**REQUIRED TASK:**
Write out all of the data exactly as it appears.

**MATERIALS PROVIDED:**
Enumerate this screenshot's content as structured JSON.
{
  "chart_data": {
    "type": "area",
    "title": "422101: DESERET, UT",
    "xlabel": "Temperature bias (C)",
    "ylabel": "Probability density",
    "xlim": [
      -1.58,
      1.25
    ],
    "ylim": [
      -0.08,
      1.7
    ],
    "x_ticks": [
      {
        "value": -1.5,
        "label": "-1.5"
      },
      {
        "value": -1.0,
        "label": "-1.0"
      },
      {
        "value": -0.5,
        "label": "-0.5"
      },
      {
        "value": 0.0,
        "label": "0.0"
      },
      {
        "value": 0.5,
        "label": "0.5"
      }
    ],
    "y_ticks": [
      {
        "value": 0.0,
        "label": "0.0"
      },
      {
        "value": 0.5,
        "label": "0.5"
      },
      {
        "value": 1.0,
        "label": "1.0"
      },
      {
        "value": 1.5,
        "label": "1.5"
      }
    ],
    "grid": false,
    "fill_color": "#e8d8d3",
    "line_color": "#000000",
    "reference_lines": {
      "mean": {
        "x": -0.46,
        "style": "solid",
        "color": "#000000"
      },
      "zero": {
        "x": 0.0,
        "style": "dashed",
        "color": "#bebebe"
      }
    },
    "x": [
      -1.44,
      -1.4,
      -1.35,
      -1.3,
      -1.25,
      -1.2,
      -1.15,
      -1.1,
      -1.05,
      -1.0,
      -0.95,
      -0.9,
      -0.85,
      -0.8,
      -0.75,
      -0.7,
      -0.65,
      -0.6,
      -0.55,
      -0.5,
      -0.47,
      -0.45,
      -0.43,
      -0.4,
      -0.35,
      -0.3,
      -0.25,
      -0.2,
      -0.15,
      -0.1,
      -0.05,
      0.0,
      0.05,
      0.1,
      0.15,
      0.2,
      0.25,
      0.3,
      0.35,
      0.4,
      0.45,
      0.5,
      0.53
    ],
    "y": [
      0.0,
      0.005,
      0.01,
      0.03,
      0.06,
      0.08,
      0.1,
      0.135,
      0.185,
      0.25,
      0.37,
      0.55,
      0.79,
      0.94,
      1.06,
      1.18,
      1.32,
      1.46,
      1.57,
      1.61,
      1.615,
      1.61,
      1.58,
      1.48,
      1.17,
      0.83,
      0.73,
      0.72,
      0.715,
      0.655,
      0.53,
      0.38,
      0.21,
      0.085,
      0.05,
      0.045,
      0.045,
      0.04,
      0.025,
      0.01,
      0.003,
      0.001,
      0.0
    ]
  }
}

**EXERCISE OUTPUT:**
Enumerate this screenshot's content as structured JSON.
{
  "chart_data": {
    "type": "area",
    "title": "422101: DESERET, UT",
    "xlabel": "Temperature bias (C)",
    "ylabel": "Probability density",
    "xlim": [
      -1.58,
      1.25
    ],
    "ylim": [
      -0.08,
      1.7
    ],
    "x_ticks": [
      {
        "value": -1.5,
        "label": "-1.5"
      },
      {
        "value": -1.0,
        "label": "-1.0"
      },
      {
        "value": -0.5,
        "label": "-0.5"
      },
      {
        "value": 0.0,
        "label": "0.0"
      },
      {
        "value": 0.5,
        "label": "0.5"
      }
    ],
    "y_ticks": [
      {
        "value": 0.0,
        "label": "0.0"
      },
      {
        "value": 0.5,
        "label": "0.5"
      },
      {
        "value": 1.0,
        "label": "1.0"
      },
      {
        "value": 1.5,
        "label": "1.5"
      }
    ],
    "grid": false,
    "fill_color": "#e8d8d3",
    "line_color": "#000000",
    "reference_lines": {
      "mean": {
        "x": -0.46,
        "style": "solid",
        "color": "#000000"
      },
      "zero": {
        "x": 0.0,
        "style": "dashed",
        "color": "#bebebe"
      }
    },
    "x": [
      -1.44,
      -1.4,
      -1.35,
      -1.3,
      -1.25,
      -1.2,
      -1.15,
      -1.1,
      -1.05,
      -1.0,
      -0.95,
      -0.9,
      -0.85,
      -0.8,
      -0.75,
      -0.7,
      -0.65,
      -0.6,
      -0.55,
      -0.5,
      -0.47,
      -0.45,
      -0.43,
      -0.4,
      -0.35,
      -0.3,
      -0.25,
      -0.2,
      -0.15,
      -0.1,
      -0.05,
      0.0,
      0.05,
      0.1,
      0.15,
      0.2,
      0.25,
      0.3,
      0.35,
      0.4,
      0.45,
      0.5,
      0.53
    ],
    "y": [
      0.0,
      0.005,
      0.01,
      0.03,
      0.06,
      0.08,
      0.1,
      0.135,
      0.185,
      0.25,
      0.37,
      0.55,
      0.79,
      0.94,
      1.06,
      1.18,
      1.32,
      1.46,
      1.57,
      1.61,
      1.615,
      1.61,
      1.58,
      1.48,
      1.17,
      0.83,
      0.73,
      0.72,
      0.715,
      0.655,
      0.53,
      0.38,
      0.21,
      0.085,
      0.05,
      0.045,
      0.045,
      0.04,
      0.025,
      0.01,
      0.003,
      0.001,
      0.0
    ]
  }
}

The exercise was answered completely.